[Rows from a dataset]
§

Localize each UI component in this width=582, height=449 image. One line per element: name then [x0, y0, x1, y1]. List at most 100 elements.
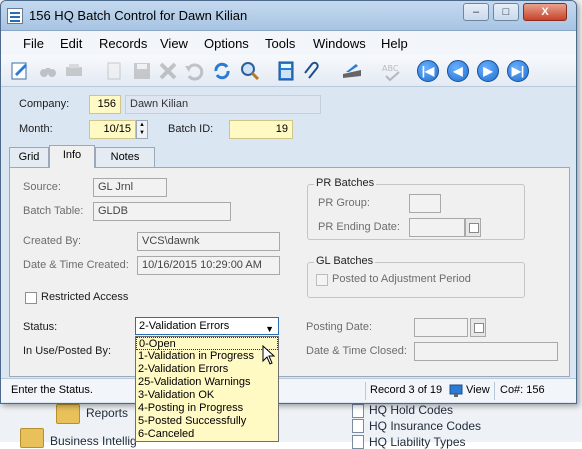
document-icon	[352, 435, 364, 449]
month-spinner[interactable]: ▲ ▼	[136, 120, 148, 139]
batch-table-label: Batch Table:	[23, 205, 84, 217]
menu-edit[interactable]: Edit	[60, 36, 82, 51]
date-created-label: Date & Time Created:	[23, 259, 129, 271]
title-bar[interactable]: 156 HQ Batch Control for Dawn Kilian – □…	[1, 1, 576, 31]
status-separator	[494, 382, 495, 400]
batch-control-window: 156 HQ Batch Control for Dawn Kilian – □…	[0, 0, 577, 404]
calculator-icon[interactable]	[275, 60, 297, 82]
folder-icon	[56, 404, 80, 424]
menu-bar: File Edit Records View Options Tools Win…	[1, 31, 576, 55]
posting-date-field	[414, 318, 468, 337]
document-icon	[352, 404, 364, 418]
bg-reports-label[interactable]: Reports	[86, 406, 128, 420]
posted-adj-label[interactable]: Posted to Adjustment Period	[332, 273, 471, 285]
toolbar: ABC |◀ ◀ ▶ ▶|	[1, 55, 576, 87]
maximize-button[interactable]: □	[493, 3, 519, 21]
status-option[interactable]: 0-Open	[136, 337, 278, 350]
restricted-access-checkbox[interactable]	[25, 292, 37, 304]
month-label: Month:	[19, 123, 53, 135]
save-icon[interactable]	[131, 60, 153, 82]
menu-windows[interactable]: Windows	[313, 36, 366, 51]
status-option[interactable]: 4-Posting in Progress	[136, 402, 278, 415]
app-icon	[7, 8, 23, 24]
prev-record-button[interactable]: ◀	[447, 60, 469, 82]
menu-options[interactable]: Options	[204, 36, 249, 51]
batch-id-label: Batch ID:	[168, 123, 214, 135]
gl-batches-group: GL Batches Posted to Adjustment Period	[307, 255, 525, 298]
refresh-icon[interactable]	[211, 60, 233, 82]
date-created-field: 10/16/2015 10:29:00 AM	[137, 256, 280, 275]
spellcheck-icon[interactable]: ABC	[381, 60, 403, 82]
status-label: Status:	[23, 321, 58, 333]
created-by-label: Created By:	[23, 235, 82, 247]
bg-hq-hold-label[interactable]: HQ Hold Codes	[369, 403, 453, 417]
tab-info[interactable]: Info	[49, 145, 95, 168]
binoculars-icon[interactable]	[37, 60, 59, 82]
document-icon	[352, 419, 364, 433]
date-closed-label: Date & Time Closed:	[306, 345, 407, 357]
close-button[interactable]: X	[523, 3, 567, 21]
source-field: GL Jrnl	[93, 178, 167, 197]
bg-hq-liability-label[interactable]: HQ Liability Types	[369, 435, 466, 449]
month-field[interactable]: 10/15	[89, 120, 136, 139]
batch-id-field[interactable]: 19	[229, 120, 293, 139]
status-select[interactable]: 2-Validation Errors ▼	[135, 317, 279, 335]
pr-ending-field	[409, 218, 465, 237]
next-record-button[interactable]: ▶	[477, 60, 499, 82]
created-by-field: VCS\dawnk	[137, 232, 280, 251]
source-label: Source:	[23, 181, 61, 193]
restricted-access-label[interactable]: Restricted Access	[41, 291, 128, 303]
view-label[interactable]: View	[466, 384, 490, 396]
posted-adj-checkbox[interactable]	[316, 274, 328, 286]
company-label: Company:	[19, 98, 70, 110]
record-counter: Record 3 of 19	[370, 384, 443, 396]
status-option[interactable]: 3-Validation OK	[136, 389, 278, 402]
tab-notes[interactable]: Notes	[95, 147, 155, 167]
status-message: Enter the Status.	[11, 384, 93, 396]
pr-ending-label: PR Ending Date:	[318, 221, 400, 233]
bg-hq-insurance-label[interactable]: HQ Insurance Codes	[369, 419, 481, 433]
minimize-button[interactable]: –	[463, 3, 489, 21]
first-record-button[interactable]: |◀	[417, 60, 439, 82]
attachment-icon[interactable]	[301, 60, 323, 82]
svg-text:ABC: ABC	[382, 64, 399, 73]
window-title: 156 HQ Batch Control for Dawn Kilian	[29, 8, 248, 23]
tab-grid[interactable]: Grid	[9, 147, 49, 167]
header-panel: Company: 156 Dawn Kilian Month: 10/15 ▲ ▼…	[1, 88, 576, 144]
monitor-icon	[449, 384, 463, 397]
pr-batches-group: PR Batches PR Group: PR Ending Date:	[307, 177, 525, 240]
status-dropdown-list: 0-Open 1-Validation in Progress 2-Valida…	[135, 336, 279, 442]
pr-group-label: PR Group:	[318, 197, 370, 209]
last-record-button[interactable]: ▶|	[507, 60, 529, 82]
document-icon[interactable]	[103, 60, 125, 82]
status-separator	[365, 382, 366, 400]
find-icon[interactable]	[63, 60, 85, 82]
info-tab-panel: Source: GL Jrnl Batch Table: GLDB Create…	[9, 167, 570, 377]
company-number: Co#: 156	[500, 384, 545, 396]
company-name-field: Dawn Kilian	[125, 95, 321, 114]
company-field[interactable]: 156	[89, 95, 121, 114]
menu-file[interactable]: File	[23, 36, 44, 51]
undo-icon[interactable]	[183, 60, 205, 82]
status-option[interactable]: 2-Validation Errors	[136, 363, 278, 376]
pr-batches-title: PR Batches	[314, 177, 377, 189]
menu-help[interactable]: Help	[381, 36, 408, 51]
status-option[interactable]: 1-Validation in Progress	[136, 350, 278, 363]
search-icon[interactable]	[239, 60, 261, 82]
delete-icon[interactable]	[157, 60, 179, 82]
status-option[interactable]: 6-Canceled	[136, 428, 278, 441]
date-closed-field	[414, 342, 558, 361]
menu-records[interactable]: Records	[99, 36, 147, 51]
batch-table-field: GLDB	[93, 202, 231, 221]
menu-view[interactable]: View	[160, 36, 188, 51]
calendar-icon[interactable]	[470, 318, 486, 337]
status-option[interactable]: 5-Posted Successfully	[136, 415, 278, 428]
in-use-label: In Use/Posted By:	[23, 345, 112, 357]
chevron-down-icon[interactable]: ▼	[265, 321, 274, 337]
new-record-icon[interactable]	[9, 60, 31, 82]
calendar-icon[interactable]	[465, 218, 481, 237]
scanner-icon[interactable]	[341, 60, 363, 82]
menu-tools[interactable]: Tools	[265, 36, 295, 51]
bg-business-label[interactable]: Business Intellig	[50, 434, 137, 448]
status-option[interactable]: 25-Validation Warnings	[136, 376, 278, 389]
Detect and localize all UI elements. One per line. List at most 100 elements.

§

Copy out the data above word for word, leaving out the pictures.

Localize each UI component in this width=582, height=449 image. One line per element: name then [x0, y0, x1, y1]. List at most 100 elements.
document-icon	[352, 435, 364, 449]
month-spinner[interactable]: ▲ ▼	[136, 120, 148, 139]
batch-table-label: Batch Table:	[23, 205, 84, 217]
menu-edit[interactable]: Edit	[60, 36, 82, 51]
date-created-label: Date & Time Created:	[23, 259, 129, 271]
title-bar[interactable]: 156 HQ Batch Control for Dawn Kilian – □…	[1, 1, 576, 31]
status-separator	[494, 382, 495, 400]
batch-control-window: 156 HQ Batch Control for Dawn Kilian – □…	[0, 0, 577, 404]
calculator-icon[interactable]	[275, 60, 297, 82]
folder-icon	[56, 404, 80, 424]
menu-bar: File Edit Records View Options Tools Win…	[1, 31, 576, 55]
posting-date-field	[414, 318, 468, 337]
document-icon	[352, 404, 364, 418]
bg-reports-label[interactable]: Reports	[86, 406, 128, 420]
posted-adj-label[interactable]: Posted to Adjustment Period	[332, 273, 471, 285]
toolbar: ABC |◀ ◀ ▶ ▶|	[1, 55, 576, 87]
maximize-button[interactable]: □	[493, 3, 519, 21]
status-option[interactable]: 0-Open	[136, 337, 278, 350]
restricted-access-checkbox[interactable]	[25, 292, 37, 304]
month-label: Month:	[19, 123, 53, 135]
save-icon[interactable]	[131, 60, 153, 82]
menu-windows[interactable]: Windows	[313, 36, 366, 51]
status-option[interactable]: 4-Posting in Progress	[136, 402, 278, 415]
app-icon	[7, 8, 23, 24]
prev-record-button[interactable]: ◀	[447, 60, 469, 82]
menu-options[interactable]: Options	[204, 36, 249, 51]
batch-id-label: Batch ID:	[168, 123, 214, 135]
gl-batches-group: GL Batches Posted to Adjustment Period	[307, 255, 525, 298]
refresh-icon[interactable]	[211, 60, 233, 82]
date-created-field: 10/16/2015 10:29:00 AM	[137, 256, 280, 275]
spellcheck-icon[interactable]: ABC	[381, 60, 403, 82]
status-label: Status:	[23, 321, 58, 333]
created-by-label: Created By:	[23, 235, 82, 247]
bg-hq-hold-label[interactable]: HQ Hold Codes	[369, 403, 453, 417]
tab-info[interactable]: Info	[49, 145, 95, 168]
binoculars-icon[interactable]	[37, 60, 59, 82]
document-icon	[352, 419, 364, 433]
date-closed-label: Date & Time Closed:	[306, 345, 407, 357]
close-button[interactable]: X	[523, 3, 567, 21]
source-field: GL Jrnl	[93, 178, 167, 197]
bg-hq-liability-label[interactable]: HQ Liability Types	[369, 435, 466, 449]
month-field[interactable]: 10/15	[89, 120, 136, 139]
batch-id-field[interactable]: 19	[229, 120, 293, 139]
status-select[interactable]: 2-Validation Errors ▼	[135, 317, 279, 335]
pr-ending-field	[409, 218, 465, 237]
next-record-button[interactable]: ▶	[477, 60, 499, 82]
created-by-field: VCS\dawnk	[137, 232, 280, 251]
source-label: Source:	[23, 181, 61, 193]
restricted-access-label[interactable]: Restricted Access	[41, 291, 128, 303]
view-label[interactable]: View	[466, 384, 490, 396]
posted-adj-checkbox[interactable]	[316, 274, 328, 286]
company-label: Company:	[19, 98, 70, 110]
record-counter: Record 3 of 19	[370, 384, 443, 396]
status-option[interactable]: 3-Validation OK	[136, 389, 278, 402]
tab-notes[interactable]: Notes	[95, 147, 155, 167]
status-message: Enter the Status.	[11, 384, 93, 396]
pr-ending-label: PR Ending Date:	[318, 221, 400, 233]
bg-hq-insurance-label[interactable]: HQ Insurance Codes	[369, 419, 481, 433]
minimize-button[interactable]: –	[463, 3, 489, 21]
first-record-button[interactable]: |◀	[417, 60, 439, 82]
attachment-icon[interactable]	[301, 60, 323, 82]
svg-text:ABC: ABC	[382, 64, 399, 73]
window-title: 156 HQ Batch Control for Dawn Kilian	[29, 8, 248, 23]
tab-grid[interactable]: Grid	[9, 147, 49, 167]
header-panel: Company: 156 Dawn Kilian Month: 10/15 ▲ ▼…	[1, 88, 576, 144]
monitor-icon	[449, 384, 463, 397]
pr-batches-group: PR Batches PR Group: PR Ending Date:	[307, 177, 525, 240]
status-dropdown-list: 0-Open 1-Validation in Progress 2-Valida…	[135, 336, 279, 442]
pr-group-label: PR Group:	[318, 197, 370, 209]
last-record-button[interactable]: ▶|	[507, 60, 529, 82]
document-icon[interactable]	[103, 60, 125, 82]
status-separator	[365, 382, 366, 400]
find-icon[interactable]	[63, 60, 85, 82]
info-tab-panel: Source: GL Jrnl Batch Table: GLDB Create…	[9, 167, 570, 377]
company-number: Co#: 156	[500, 384, 545, 396]
company-name-field: Dawn Kilian	[125, 95, 321, 114]
company-field[interactable]: 156	[89, 95, 121, 114]
menu-file[interactable]: File	[23, 36, 44, 51]
undo-icon[interactable]	[183, 60, 205, 82]
status-option[interactable]: 2-Validation Errors	[136, 363, 278, 376]
pr-batches-title: PR Batches	[314, 177, 377, 189]
menu-help[interactable]: Help	[381, 36, 408, 51]
status-option[interactable]: 1-Validation in Progress	[136, 350, 278, 363]
search-icon[interactable]	[239, 60, 261, 82]
delete-icon[interactable]	[157, 60, 179, 82]
status-option[interactable]: 6-Canceled	[136, 428, 278, 441]
date-closed-field	[414, 342, 558, 361]
menu-records[interactable]: Records	[99, 36, 147, 51]
batch-table-field: GLDB	[93, 202, 231, 221]
menu-view[interactable]: View	[160, 36, 188, 51]
calendar-icon[interactable]	[470, 318, 486, 337]
status-option[interactable]: 5-Posted Successfully	[136, 415, 278, 428]
in-use-label: In Use/Posted By:	[23, 345, 112, 357]
chevron-down-icon[interactable]: ▼	[265, 321, 274, 337]
new-record-icon[interactable]	[9, 60, 31, 82]
calendar-icon[interactable]	[465, 218, 481, 237]
scanner-icon[interactable]	[341, 60, 363, 82]
menu-tools[interactable]: Tools	[265, 36, 295, 51]
bg-business-label[interactable]: Business Intellig	[50, 434, 137, 448]
status-option[interactable]: 25-Validation Warnings	[136, 376, 278, 389]
Detect and localize all UI elements. One per line. List at most 100 elements.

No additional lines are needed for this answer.